● **TASK DESCRIPTION**: Reproduce the entries in full, with no changes.

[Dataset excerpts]

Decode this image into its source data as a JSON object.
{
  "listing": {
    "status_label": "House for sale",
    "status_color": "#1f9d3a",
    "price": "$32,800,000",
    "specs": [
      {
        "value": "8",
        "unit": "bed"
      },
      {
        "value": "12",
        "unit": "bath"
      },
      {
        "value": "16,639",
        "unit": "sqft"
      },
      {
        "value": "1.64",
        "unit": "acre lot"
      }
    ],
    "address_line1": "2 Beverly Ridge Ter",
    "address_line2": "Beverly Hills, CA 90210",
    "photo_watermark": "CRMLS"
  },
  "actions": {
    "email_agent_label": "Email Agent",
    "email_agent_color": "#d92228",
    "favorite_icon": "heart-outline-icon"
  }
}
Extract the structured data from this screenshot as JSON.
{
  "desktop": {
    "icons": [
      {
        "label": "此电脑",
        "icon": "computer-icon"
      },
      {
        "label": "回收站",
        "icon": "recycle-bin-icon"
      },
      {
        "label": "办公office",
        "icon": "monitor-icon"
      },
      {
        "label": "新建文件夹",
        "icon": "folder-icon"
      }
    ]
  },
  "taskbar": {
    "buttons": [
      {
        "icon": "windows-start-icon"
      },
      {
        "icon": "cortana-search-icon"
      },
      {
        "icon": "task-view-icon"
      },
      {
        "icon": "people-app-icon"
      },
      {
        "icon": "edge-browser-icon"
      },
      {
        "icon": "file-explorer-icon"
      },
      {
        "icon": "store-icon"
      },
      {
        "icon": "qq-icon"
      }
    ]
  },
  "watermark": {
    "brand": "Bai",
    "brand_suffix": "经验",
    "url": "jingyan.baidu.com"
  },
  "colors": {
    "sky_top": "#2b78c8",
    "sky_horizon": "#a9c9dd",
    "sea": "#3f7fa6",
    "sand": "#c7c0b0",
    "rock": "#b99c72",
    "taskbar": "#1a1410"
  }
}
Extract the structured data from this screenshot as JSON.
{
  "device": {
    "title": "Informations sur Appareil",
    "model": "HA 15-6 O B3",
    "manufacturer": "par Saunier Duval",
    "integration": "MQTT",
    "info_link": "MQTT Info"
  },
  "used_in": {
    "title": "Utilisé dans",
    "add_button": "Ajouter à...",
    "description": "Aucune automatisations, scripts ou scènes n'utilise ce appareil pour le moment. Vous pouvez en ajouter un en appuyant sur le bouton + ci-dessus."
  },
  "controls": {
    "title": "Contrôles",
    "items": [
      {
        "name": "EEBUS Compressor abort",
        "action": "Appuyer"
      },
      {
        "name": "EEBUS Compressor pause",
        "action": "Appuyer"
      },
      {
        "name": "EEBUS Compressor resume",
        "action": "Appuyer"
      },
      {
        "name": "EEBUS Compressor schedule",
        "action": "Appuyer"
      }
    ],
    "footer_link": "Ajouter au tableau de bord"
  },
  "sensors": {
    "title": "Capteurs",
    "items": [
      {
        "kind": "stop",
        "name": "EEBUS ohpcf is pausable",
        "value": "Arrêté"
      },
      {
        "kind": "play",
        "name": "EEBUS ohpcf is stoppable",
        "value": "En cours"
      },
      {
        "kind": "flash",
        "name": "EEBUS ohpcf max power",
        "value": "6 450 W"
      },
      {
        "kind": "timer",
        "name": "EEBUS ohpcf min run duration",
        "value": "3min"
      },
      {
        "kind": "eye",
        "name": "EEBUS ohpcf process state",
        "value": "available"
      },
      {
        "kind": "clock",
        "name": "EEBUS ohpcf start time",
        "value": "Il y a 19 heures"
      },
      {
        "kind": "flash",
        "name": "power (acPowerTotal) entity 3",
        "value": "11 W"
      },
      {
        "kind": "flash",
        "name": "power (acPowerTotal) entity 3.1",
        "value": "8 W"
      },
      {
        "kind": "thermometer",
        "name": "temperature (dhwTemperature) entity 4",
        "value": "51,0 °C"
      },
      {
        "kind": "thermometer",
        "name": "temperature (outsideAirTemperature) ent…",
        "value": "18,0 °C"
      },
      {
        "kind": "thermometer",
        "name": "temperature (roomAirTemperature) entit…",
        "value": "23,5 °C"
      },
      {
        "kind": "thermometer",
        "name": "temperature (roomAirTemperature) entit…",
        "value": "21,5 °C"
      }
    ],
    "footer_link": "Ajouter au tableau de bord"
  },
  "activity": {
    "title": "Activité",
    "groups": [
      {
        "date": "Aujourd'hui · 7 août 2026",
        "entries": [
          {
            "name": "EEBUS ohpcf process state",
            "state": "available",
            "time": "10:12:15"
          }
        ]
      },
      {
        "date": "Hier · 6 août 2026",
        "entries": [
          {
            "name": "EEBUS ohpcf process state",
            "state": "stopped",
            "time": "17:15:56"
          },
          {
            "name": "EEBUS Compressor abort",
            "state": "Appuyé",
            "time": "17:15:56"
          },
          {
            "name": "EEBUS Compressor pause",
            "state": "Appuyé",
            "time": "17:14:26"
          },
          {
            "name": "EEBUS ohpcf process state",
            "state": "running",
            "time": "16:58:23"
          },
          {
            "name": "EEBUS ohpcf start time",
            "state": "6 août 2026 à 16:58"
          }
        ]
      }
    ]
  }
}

● **RESULT OF THIS TASK**:
Decode this image into its source data as a JSON object.
{
  "listing": {
    "status_label": "House for sale",
    "status_color": "#1f9d3a",
    "price": "$32,800,000",
    "specs": [
      {
        "value": "8",
        "unit": "bed"
      },
      {
        "value": "12",
        "unit": "bath"
      },
      {
        "value": "16,639",
        "unit": "sqft"
      },
      {
        "value": "1.64",
        "unit": "acre lot"
      }
    ],
    "address_line1": "2 Beverly Ridge Ter",
    "address_line2": "Beverly Hills, CA 90210",
    "photo_watermark": "CRMLS"
  },
  "actions": {
    "email_agent_label": "Email Agent",
    "email_agent_color": "#d92228",
    "favorite_icon": "heart-outline-icon"
  }
}
Extract the structured data from this screenshot as JSON.
{
  "desktop": {
    "icons": [
      {
        "label": "此电脑",
        "icon": "computer-icon"
      },
      {
        "label": "回收站",
        "icon": "recycle-bin-icon"
      },
      {
        "label": "办公office",
        "icon": "monitor-icon"
      },
      {
        "label": "新建文件夹",
        "icon": "folder-icon"
      }
    ]
  },
  "taskbar": {
    "buttons": [
      {
        "icon": "windows-start-icon"
      },
      {
        "icon": "cortana-search-icon"
      },
      {
        "icon": "task-view-icon"
      },
      {
        "icon": "people-app-icon"
      },
      {
        "icon": "edge-browser-icon"
      },
      {
        "icon": "file-explorer-icon"
      },
      {
        "icon": "store-icon"
      },
      {
        "icon": "qq-icon"
      }
    ]
  },
  "watermark": {
    "brand": "Bai",
    "brand_suffix": "经验",
    "url": "jingyan.baidu.com"
  },
  "colors": {
    "sky_top": "#2b78c8",
    "sky_horizon": "#a9c9dd",
    "sea": "#3f7fa6",
    "sand": "#c7c0b0",
    "rock": "#b99c72",
    "taskbar": "#1a1410"
  }
}
Extract the structured data from this screenshot as JSON.
{
  "device": {
    "title": "Informations sur Appareil",
    "model": "HA 15-6 O B3",
    "manufacturer": "par Saunier Duval",
    "integration": "MQTT",
    "info_link": "MQTT Info"
  },
  "used_in": {
    "title": "Utilisé dans",
    "add_button": "Ajouter à...",
    "description": "Aucune automatisations, scripts ou scènes n'utilise ce appareil pour le moment. Vous pouvez en ajouter un en appuyant sur le bouton + ci-dessus."
  },
  "controls": {
    "title": "Contrôles",
    "items": [
      {
        "name": "EEBUS Compressor abort",
        "action": "Appuyer"
      },
      {
        "name": "EEBUS Compressor pause",
        "action": "Appuyer"
      },
      {
        "name": "EEBUS Compressor resume",
        "action": "Appuyer"
      },
      {
        "name": "EEBUS Compressor schedule",
        "action": "Appuyer"
      }
    ],
    "footer_link": "Ajouter au tableau de bord"
  },
  "sensors": {
    "title": "Capteurs",
    "items": [
      {
        "kind": "stop",
        "name": "EEBUS ohpcf is pausable",
        "value": "Arrêté"
      },
      {
        "kind": "play",
        "name": "EEBUS ohpcf is stoppable",
        "value": "En cours"
      },
      {
        "kind": "flash",
        "name": "EEBUS ohpcf max power",
        "value": "6 450 W"
      },
      {
        "kind": "timer",
        "name": "EEBUS ohpcf min run duration",
        "value": "3min"
      },
      {
        "kind": "eye",
        "name": "EEBUS ohpcf process state",
        "value": "available"
      },
      {
        "kind": "clock",
        "name": "EEBUS ohpcf start time",
        "value": "Il y a 19 heures"
      },
      {
        "kind": "flash",
        "name": "power (acPowerTotal) entity 3",
        "value": "11 W"
      },
      {
        "kind": "flash",
        "name": "power (acPowerTotal) entity 3.1",
        "value": "8 W"
      },
      {
        "kind": "thermometer",
        "name": "temperature (dhwTemperature) entity 4",
        "value": "51,0 °C"
      },
      {
        "kind": "thermometer",
        "name": "temperature (outsideAirTemperature) ent…",
        "value": "18,0 °C"
      },
      {
        "kind": "thermometer",
        "name": "temperature (roomAirTemperature) entit…",
        "value": "23,5 °C"
      },
      {
        "kind": "thermometer",
        "name": "temperature (roomAirTemperature) entit…",
        "value": "21,5 °C"
      }
    ],
    "footer_link": "Ajouter au tableau de bord"
  },
  "activity": {
    "title": "Activité",
    "groups": [
      {
        "date": "Aujourd'hui · 7 août 2026",
        "entries": [
          {
            "name": "EEBUS ohpcf process state",
            "state": "available",
            "time": "10:12:15"
          }
        ]
      },
      {
        "date": "Hier · 6 août 2026",
        "entries": [
          {
            "name": "EEBUS ohpcf process state",
            "state": "stopped",
            "time": "17:15:56"
          },
          {
            "name": "EEBUS Compressor abort",
            "state": "Appuyé",
            "time": "17:15:56"
          },
          {
            "name": "EEBUS Compressor pause",
            "state": "Appuyé",
            "time": "17:14:26"
          },
          {
            "name": "EEBUS ohpcf process state",
            "state": "running",
            "time": "16:58:23"
          },
          {
            "name": "EEBUS ohpcf start time",
            "state": "6 août 2026 à 16:58"
          }
        ]
      }
    ]
  }
}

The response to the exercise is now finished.